Entries with figure data
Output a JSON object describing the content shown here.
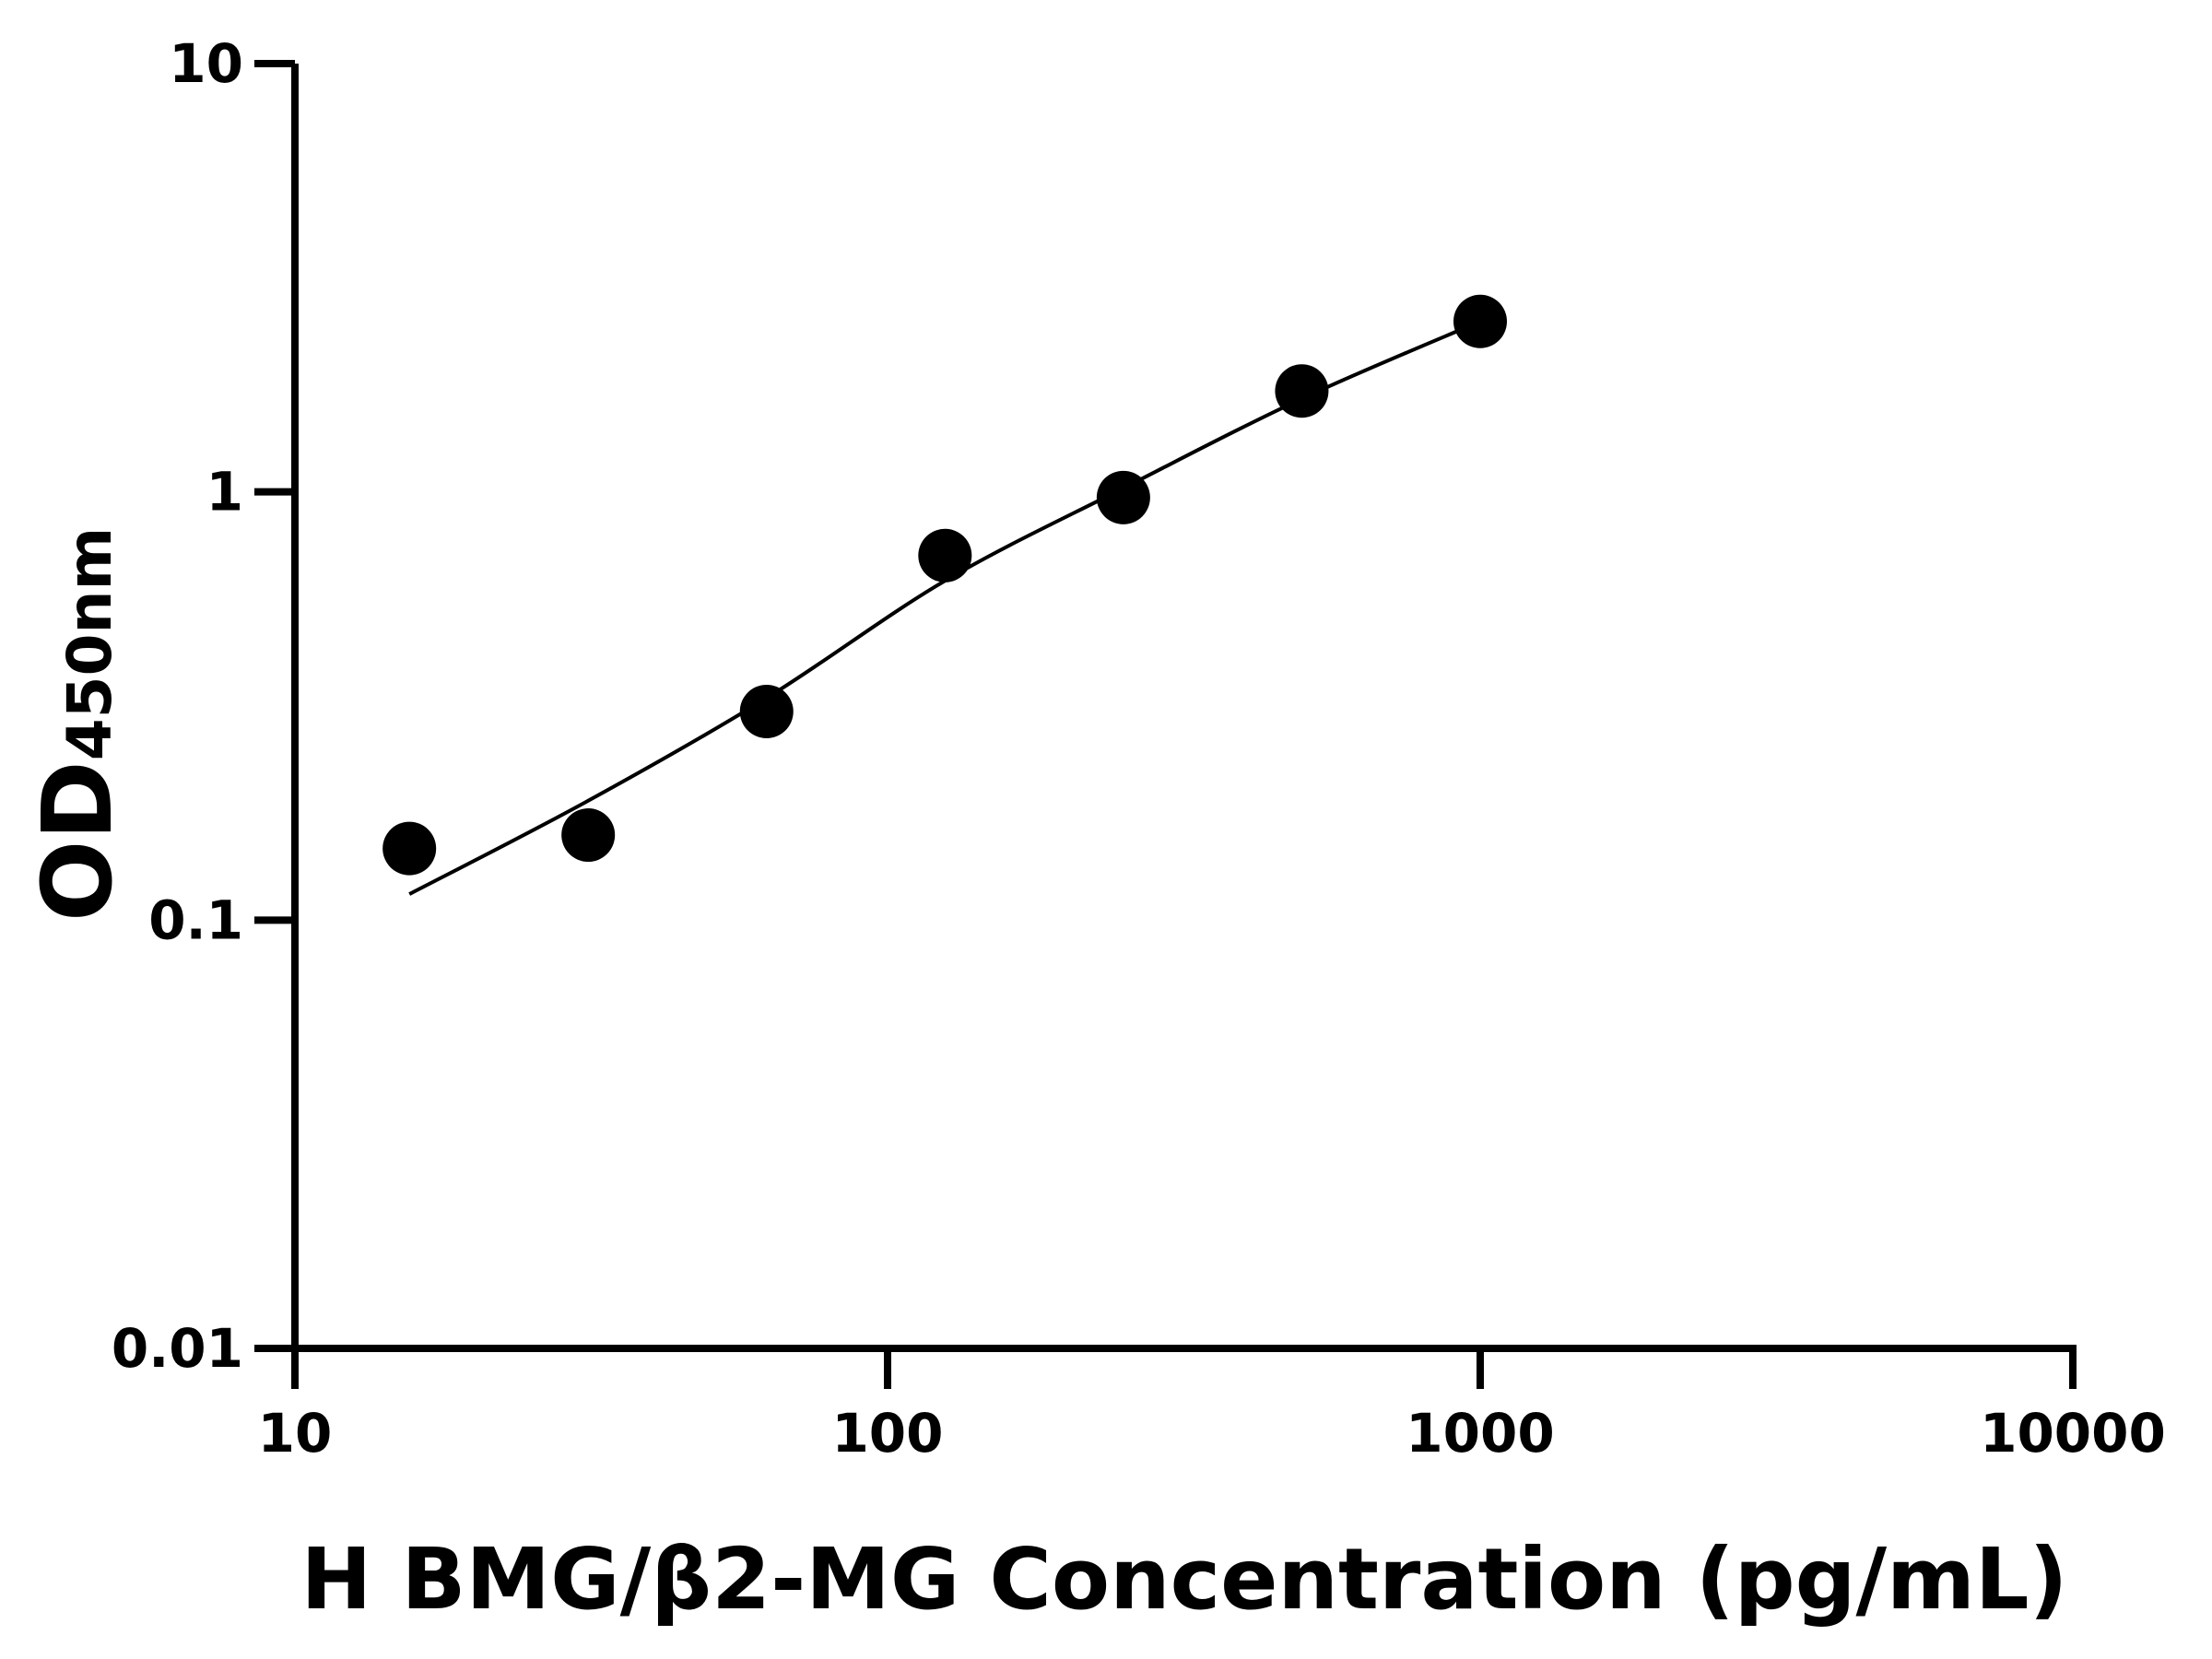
{
  "chart_data": {
    "type": "scatter",
    "title": "",
    "xlabel": "H BMG/β2-MG Concentration (pg/mL)",
    "ylabel_main": "OD",
    "ylabel_sub": "450nm",
    "x_scale": "log",
    "y_scale": "log",
    "xlim": [
      10,
      10000
    ],
    "ylim": [
      0.01,
      10
    ],
    "x_ticks": [
      "10",
      "100",
      "1000",
      "10000"
    ],
    "y_ticks": [
      "0.01",
      "0.1",
      "1",
      "10"
    ],
    "grid": false,
    "legend": "none",
    "series": [
      {
        "x": [
          15.6,
          31.25,
          62.5,
          125,
          250,
          500,
          1000
        ],
        "y": [
          0.147,
          0.158,
          0.307,
          0.71,
          0.97,
          1.72,
          2.5
        ]
      }
    ],
    "fit_curve": {
      "x": [
        15.6,
        31.25,
        62.5,
        125,
        250,
        500,
        1000
      ],
      "y": [
        0.115,
        0.19,
        0.33,
        0.62,
        1.02,
        1.65,
        2.5
      ]
    },
    "colors": {
      "marker": "#000000",
      "line": "#000000",
      "axis": "#000000"
    }
  }
}
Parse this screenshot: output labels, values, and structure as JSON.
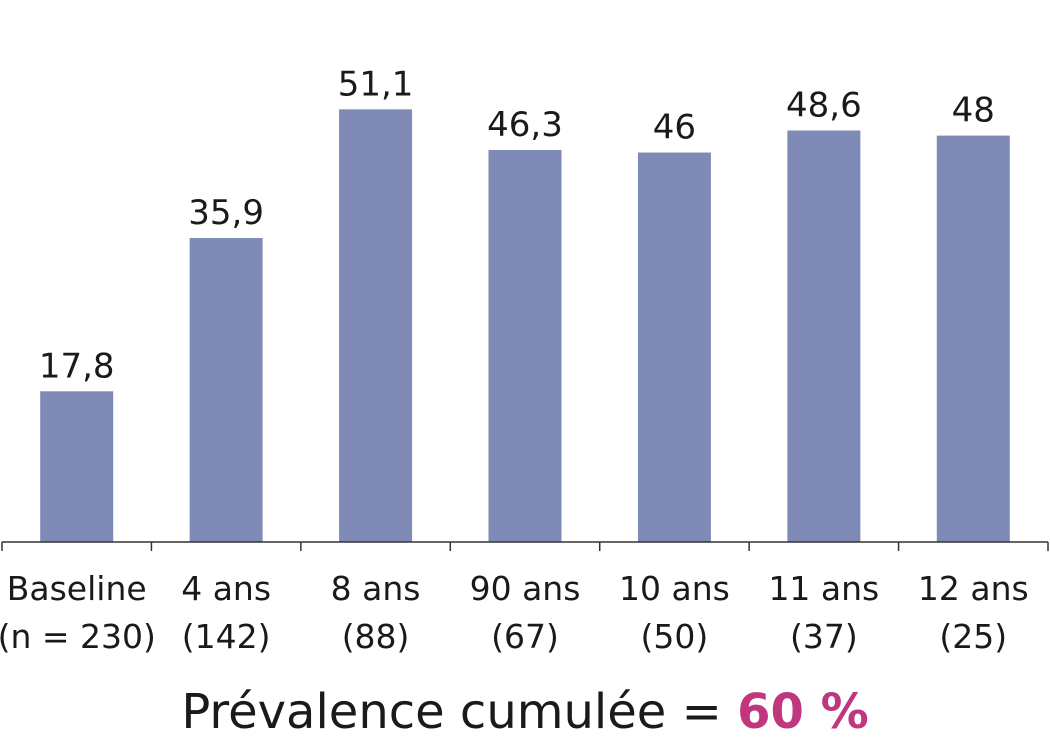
{
  "chart_data": {
    "type": "bar",
    "categories": [
      [
        "Baseline",
        "(n = 230)"
      ],
      [
        "4 ans",
        "(142)"
      ],
      [
        "8 ans",
        "(88)"
      ],
      [
        "90 ans",
        "(67)"
      ],
      [
        "10 ans",
        "(50)"
      ],
      [
        "11 ans",
        "(37)"
      ],
      [
        "12 ans",
        "(25)"
      ]
    ],
    "values": [
      17.8,
      35.9,
      51.1,
      46.3,
      46,
      48.6,
      48
    ],
    "value_labels": [
      "17,8",
      "35,9",
      "51,1",
      "46,3",
      "46",
      "48,6",
      "48"
    ],
    "ylim": [
      0,
      60
    ],
    "grid": false,
    "bar_color": "#7f8ab7"
  },
  "caption": {
    "text": "Prévalence cumulée = ",
    "highlight": "60 %",
    "highlight_color": "#c0367f"
  }
}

_What is required_: Leave out every picture and copy verbatim the lines running from the line containing "Parse this screenshot: output" through the final line of the data.

_Worked answer_:
Parse this screenshot: output labels, values, and structure as JSON.
{
  "chart_data": {
    "type": "bar",
    "categories": [
      [
        "Baseline",
        "(n = 230)"
      ],
      [
        "4 ans",
        "(142)"
      ],
      [
        "8 ans",
        "(88)"
      ],
      [
        "90 ans",
        "(67)"
      ],
      [
        "10 ans",
        "(50)"
      ],
      [
        "11 ans",
        "(37)"
      ],
      [
        "12 ans",
        "(25)"
      ]
    ],
    "values": [
      17.8,
      35.9,
      51.1,
      46.3,
      46,
      48.6,
      48
    ],
    "value_labels": [
      "17,8",
      "35,9",
      "51,1",
      "46,3",
      "46",
      "48,6",
      "48"
    ],
    "ylim": [
      0,
      60
    ],
    "grid": false,
    "bar_color": "#7f8ab7"
  },
  "caption": {
    "text": "Prévalence cumulée = ",
    "highlight": "60 %",
    "highlight_color": "#c0367f"
  }
}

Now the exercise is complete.